__EXTRAIT À LIRE__.
____
Au titre de citoyen du monde, les drames internationaux doivent tous nous interpeller et pas seulement quand cela touche notre petit rocher au milieu de l’océan. D’une part, pour la solidarité avec ces peuples qui souffrent et aussi pour la compréhension et la connaissance générale du monde qui nous entoure. D’autre part, car en lisant les réactions sur les réseaux sociaux et les «comments», cette actualité n’est pas si éloignée de nous. Il n’y a pas de passage à l’acte encore, mais cela n’empêche pas de fantasmer…
Quels impacts peuvent avoir ce genre de nouvelles sur nous qui vivons ces drames de loin ?
À part ceux qui vocifèrent leur opinion sur Facebook et fanfaronnent sans comprendre les enjeux politiques, économiques et humains derrière ces événements, je pense que cela peut faire monter le niveau d’angoisse et de phobie des personnes les plus fragiles qui doivent voyager ou qui ont de la famille dans ces régions. Il y a, par exemple, l’angoisse de prendre l’avion…
Comment expliquez-vous l’intérêt des Mauriciens lorsque ces drames arrivent en Europe, en France plus particulièrement ?
Le lien entre Maurice et la France est encore fort, de nombreux Mauriciens vivent en France. Nous avons tous un membre de la famille de près ou de loin qui y vit. De plus, la France est censée représenter le pays des droits de l’homme, or comme tous les pays européens elle subit la montée de l’extrême droite. La dernière fois dans l’histoire où l’on a vu la montée du nationalisme accompagnée d’une crise économique importante, c’était en 1933…
Devrait-on se dire qu’il faut maintenant faire avec ce genre de nouvelles, s’habituer…?
____
__MATÉRIEL FOURNI__.
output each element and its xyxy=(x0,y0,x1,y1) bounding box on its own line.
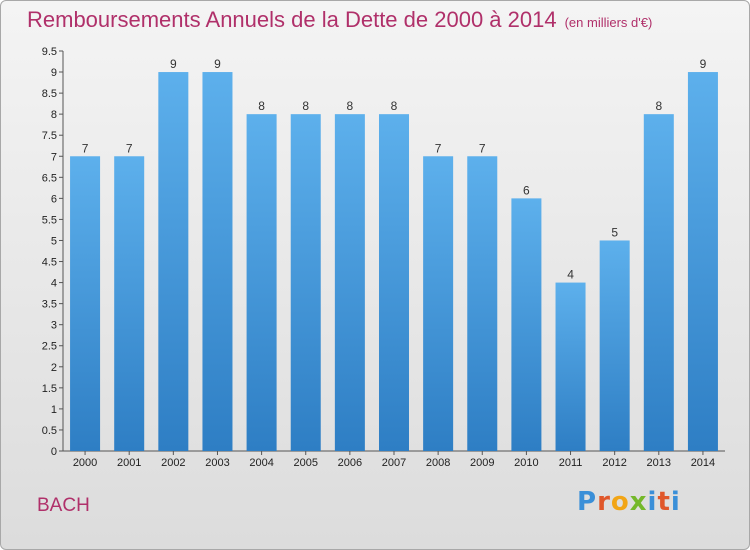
____
__EXERCICE A__.
D'après l'extrait à lire, pourquoi les Mauriciens s'intéressent-ils aux drames qui touchent la France ? Répondez en une à trois phrases.
__EXERCICE B__.
Relevez dans l'extrait à lire les enjeux que ne comprennent pas, selon le texte, ceux qui vocifèrent leur opinion sur Facebook.
__EXERCICE C__.
Rédigez la suite de l'extrait sur l'écho des drames internationaux à Maurice, à partir de sa dernière phrase.

__RÉPONSE ATTENDUE A__.
Le lien entre Maurice et la France reste fort : de nombreux Mauriciens vivent en France et chacun y a un membre de sa famille, proche ou éloigné. De plus, la France est censée représenter le pays des droits de l'homme, or, comme tous les pays européens, elle subit la montée de l'extrême droite.

__RÉPONSE ATTENDUE B__.
- les enjeux politiques
- les enjeux économiques
- les enjeux humains

__RÉPONSE ATTENDUE C__.
Je pense que s’habituer serait donner raison aux terroristes, ce serait abandonner notre solidarité, notre capacité d’empathie pour ceux qui subissent de plein fouet la folie de quelques-uns. Nous devons garder notre capacité à nous indigner devant l’horreur et la barbarie. S’habituer serait leur donner un feu vert sans précédent. De là, où s’arrêterait l’horreur ?
Devrions-nous désormais être conditionnés aux nouvelles d’attentats ?
Conditionnés à voir des gens mourir pour rien... Si nous en arrivons là, ce serait bien triste. Par contre, on peut comprendre de cette situation qu’on n’est plus en sécurité en Europe et que le mal peut venir de l’intérieur. Je pense à ces jeunes qui se sont fait laver le cerveau, cela révèle une fragilité, un vide identificatoire.
Devrions-nous avoir peur même si nous ne sommes pas directement concernés ?
Si on se met à avoir peur, à céder à nos angoisses, nous ne vivrons plus. Il nous faut rester conscients du danger, mais ne pas laisser ce danger dicter nos vies. Les Français en ont donné l’exemple en retournant aux terrasses des cafés. Être vigilant mais ne pas arrêter de vivre.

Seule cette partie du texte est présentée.